[Data extracted from a collection]
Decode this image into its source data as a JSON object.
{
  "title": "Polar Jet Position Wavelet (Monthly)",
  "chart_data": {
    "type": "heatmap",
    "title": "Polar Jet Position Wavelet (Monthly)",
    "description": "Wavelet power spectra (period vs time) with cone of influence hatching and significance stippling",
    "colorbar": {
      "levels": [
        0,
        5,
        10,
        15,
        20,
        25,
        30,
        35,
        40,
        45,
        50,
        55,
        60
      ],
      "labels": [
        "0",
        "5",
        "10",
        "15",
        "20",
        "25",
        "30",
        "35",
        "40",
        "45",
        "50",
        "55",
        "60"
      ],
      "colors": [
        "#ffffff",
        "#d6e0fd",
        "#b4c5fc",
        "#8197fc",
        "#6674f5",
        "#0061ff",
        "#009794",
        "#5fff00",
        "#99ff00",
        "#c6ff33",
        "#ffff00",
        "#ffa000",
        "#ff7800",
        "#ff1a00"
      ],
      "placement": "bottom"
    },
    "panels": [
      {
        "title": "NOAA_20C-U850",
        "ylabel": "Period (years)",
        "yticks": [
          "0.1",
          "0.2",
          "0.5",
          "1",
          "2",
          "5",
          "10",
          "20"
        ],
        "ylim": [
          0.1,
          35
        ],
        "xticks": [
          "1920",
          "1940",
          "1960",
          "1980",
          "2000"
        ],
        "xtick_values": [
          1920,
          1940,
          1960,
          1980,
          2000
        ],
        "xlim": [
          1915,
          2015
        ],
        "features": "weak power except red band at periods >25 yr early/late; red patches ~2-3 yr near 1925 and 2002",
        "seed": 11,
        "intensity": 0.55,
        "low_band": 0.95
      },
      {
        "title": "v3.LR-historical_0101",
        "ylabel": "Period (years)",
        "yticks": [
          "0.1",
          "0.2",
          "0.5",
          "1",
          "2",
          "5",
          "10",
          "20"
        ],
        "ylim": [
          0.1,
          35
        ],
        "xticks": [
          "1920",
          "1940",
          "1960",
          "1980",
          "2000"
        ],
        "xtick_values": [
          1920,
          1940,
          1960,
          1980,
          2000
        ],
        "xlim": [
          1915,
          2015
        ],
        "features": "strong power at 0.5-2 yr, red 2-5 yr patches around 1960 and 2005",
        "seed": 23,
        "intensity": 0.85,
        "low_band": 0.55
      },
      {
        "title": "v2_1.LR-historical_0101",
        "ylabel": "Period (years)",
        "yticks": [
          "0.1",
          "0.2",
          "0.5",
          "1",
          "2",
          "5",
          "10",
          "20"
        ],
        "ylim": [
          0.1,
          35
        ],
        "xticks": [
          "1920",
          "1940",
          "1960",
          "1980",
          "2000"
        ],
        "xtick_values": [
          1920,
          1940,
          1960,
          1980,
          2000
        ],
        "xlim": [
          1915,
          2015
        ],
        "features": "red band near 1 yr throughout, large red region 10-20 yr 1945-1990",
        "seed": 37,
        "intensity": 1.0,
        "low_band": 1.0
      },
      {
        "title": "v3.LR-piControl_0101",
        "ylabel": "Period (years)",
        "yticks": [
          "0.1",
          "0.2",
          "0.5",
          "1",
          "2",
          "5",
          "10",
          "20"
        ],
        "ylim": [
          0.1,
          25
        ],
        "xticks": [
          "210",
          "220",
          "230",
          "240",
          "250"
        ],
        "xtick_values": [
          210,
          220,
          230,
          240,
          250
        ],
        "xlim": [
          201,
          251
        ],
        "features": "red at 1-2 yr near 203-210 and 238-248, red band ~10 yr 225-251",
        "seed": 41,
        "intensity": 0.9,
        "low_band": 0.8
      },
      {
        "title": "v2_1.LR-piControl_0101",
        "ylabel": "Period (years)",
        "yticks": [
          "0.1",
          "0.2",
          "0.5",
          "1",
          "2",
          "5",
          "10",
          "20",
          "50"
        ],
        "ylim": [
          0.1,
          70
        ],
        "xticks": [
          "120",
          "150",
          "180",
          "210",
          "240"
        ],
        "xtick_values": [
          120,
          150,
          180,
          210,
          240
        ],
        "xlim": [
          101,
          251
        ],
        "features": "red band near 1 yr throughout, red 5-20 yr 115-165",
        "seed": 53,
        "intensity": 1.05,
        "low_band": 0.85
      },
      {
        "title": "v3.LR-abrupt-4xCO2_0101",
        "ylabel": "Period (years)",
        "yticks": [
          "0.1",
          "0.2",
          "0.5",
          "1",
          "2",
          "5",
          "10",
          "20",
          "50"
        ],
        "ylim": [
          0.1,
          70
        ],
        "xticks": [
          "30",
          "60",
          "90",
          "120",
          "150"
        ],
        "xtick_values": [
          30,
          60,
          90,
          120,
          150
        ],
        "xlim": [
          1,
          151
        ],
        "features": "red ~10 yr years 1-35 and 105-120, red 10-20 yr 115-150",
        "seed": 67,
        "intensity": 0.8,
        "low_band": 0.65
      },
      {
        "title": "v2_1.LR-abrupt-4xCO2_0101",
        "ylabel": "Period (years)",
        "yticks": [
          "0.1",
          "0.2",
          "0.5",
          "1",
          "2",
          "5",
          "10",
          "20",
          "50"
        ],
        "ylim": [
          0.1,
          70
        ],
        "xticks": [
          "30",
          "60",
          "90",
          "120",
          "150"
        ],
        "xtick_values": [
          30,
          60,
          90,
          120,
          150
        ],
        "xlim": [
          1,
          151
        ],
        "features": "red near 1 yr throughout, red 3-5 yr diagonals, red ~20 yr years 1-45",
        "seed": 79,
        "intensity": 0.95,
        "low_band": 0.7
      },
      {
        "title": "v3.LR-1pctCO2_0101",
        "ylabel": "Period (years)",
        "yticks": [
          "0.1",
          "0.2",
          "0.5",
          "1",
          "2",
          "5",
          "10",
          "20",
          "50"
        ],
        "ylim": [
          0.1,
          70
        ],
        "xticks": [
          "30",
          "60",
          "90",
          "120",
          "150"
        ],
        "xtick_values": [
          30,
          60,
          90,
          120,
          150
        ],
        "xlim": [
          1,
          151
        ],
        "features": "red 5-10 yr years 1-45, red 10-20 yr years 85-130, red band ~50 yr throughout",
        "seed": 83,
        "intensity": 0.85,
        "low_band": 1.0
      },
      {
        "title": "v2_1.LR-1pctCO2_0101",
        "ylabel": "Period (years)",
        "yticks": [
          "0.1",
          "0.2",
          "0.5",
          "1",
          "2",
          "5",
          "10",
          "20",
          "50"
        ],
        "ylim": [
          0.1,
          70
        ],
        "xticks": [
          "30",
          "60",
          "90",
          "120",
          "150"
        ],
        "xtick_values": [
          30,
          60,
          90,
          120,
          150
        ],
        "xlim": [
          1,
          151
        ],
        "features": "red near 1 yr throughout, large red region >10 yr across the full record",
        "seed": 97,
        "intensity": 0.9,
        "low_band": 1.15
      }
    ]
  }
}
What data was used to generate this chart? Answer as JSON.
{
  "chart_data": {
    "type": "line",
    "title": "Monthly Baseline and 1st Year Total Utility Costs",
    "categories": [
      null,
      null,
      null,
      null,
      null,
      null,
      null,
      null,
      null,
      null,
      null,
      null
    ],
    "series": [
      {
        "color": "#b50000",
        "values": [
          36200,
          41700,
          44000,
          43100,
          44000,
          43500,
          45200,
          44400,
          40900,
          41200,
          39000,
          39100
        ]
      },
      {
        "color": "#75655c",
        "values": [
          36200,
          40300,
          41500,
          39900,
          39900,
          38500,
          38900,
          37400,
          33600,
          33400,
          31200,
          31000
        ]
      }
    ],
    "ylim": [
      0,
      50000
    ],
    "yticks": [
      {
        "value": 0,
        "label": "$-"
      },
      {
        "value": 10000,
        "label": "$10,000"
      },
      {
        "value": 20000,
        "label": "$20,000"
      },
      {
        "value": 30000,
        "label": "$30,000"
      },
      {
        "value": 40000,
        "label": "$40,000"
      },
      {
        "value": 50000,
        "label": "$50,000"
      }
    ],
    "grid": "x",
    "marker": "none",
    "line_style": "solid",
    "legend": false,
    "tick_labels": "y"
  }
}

GIVEN EXERCISE: Copy only the stretch running from the line containing "What data was" to the final line of the entries, both ends included, exactly as it stands.

THE ANSWER:
What data was used to generate this chart? Answer as JSON.
{
  "chart_data": {
    "type": "line",
    "title": "Monthly Baseline and 1st Year Total Utility Costs",
    "categories": [
      null,
      null,
      null,
      null,
      null,
      null,
      null,
      null,
      null,
      null,
      null,
      null
    ],
    "series": [
      {
        "color": "#b50000",
        "values": [
          36200,
          41700,
          44000,
          43100,
          44000,
          43500,
          45200,
          44400,
          40900,
          41200,
          39000,
          39100
        ]
      },
      {
        "color": "#75655c",
        "values": [
          36200,
          40300,
          41500,
          39900,
          39900,
          38500,
          38900,
          37400,
          33600,
          33400,
          31200,
          31000
        ]
      }
    ],
    "ylim": [
      0,
      50000
    ],
    "yticks": [
      {
        "value": 0,
        "label": "$-"
      },
      {
        "value": 10000,
        "label": "$10,000"
      },
      {
        "value": 20000,
        "label": "$20,000"
      },
      {
        "value": 30000,
        "label": "$30,000"
      },
      {
        "value": 40000,
        "label": "$40,000"
      },
      {
        "value": 50000,
        "label": "$50,000"
      }
    ],
    "grid": "x",
    "marker": "none",
    "line_style": "solid",
    "legend": false,
    "tick_labels": "y"
  }
}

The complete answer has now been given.